[Records from a dataset]
________________
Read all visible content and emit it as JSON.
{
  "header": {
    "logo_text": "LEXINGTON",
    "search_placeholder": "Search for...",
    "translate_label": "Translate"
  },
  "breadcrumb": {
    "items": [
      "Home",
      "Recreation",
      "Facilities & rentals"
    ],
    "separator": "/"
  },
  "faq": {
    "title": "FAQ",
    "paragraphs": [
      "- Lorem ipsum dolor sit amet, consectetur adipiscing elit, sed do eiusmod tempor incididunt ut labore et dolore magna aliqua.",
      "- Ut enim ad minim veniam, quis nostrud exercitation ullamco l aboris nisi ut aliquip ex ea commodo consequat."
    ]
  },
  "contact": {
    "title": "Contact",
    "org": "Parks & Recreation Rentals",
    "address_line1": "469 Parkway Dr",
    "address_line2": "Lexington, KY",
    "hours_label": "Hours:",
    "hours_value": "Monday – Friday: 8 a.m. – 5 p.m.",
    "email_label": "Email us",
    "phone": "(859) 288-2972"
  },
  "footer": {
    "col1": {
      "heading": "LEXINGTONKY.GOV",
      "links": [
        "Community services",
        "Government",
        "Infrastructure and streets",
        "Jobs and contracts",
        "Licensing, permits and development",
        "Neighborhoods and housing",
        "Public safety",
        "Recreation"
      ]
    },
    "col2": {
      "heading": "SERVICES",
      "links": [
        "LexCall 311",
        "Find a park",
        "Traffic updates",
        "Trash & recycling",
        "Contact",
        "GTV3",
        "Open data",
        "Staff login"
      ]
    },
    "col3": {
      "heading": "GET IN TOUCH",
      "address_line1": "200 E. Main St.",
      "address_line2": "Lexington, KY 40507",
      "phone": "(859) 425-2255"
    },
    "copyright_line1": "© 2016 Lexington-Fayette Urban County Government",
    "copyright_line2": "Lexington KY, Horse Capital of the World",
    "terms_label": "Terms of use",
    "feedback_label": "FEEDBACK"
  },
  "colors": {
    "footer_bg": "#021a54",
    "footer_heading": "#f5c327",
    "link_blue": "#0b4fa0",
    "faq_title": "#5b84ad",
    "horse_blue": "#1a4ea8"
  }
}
________________
- _The exercise_: Using the records above, list each line that includes "Recreation".

- _Written solution_:
      "Recreation",
    "org": "Parks & Recreation Rentals",
        "Recreation"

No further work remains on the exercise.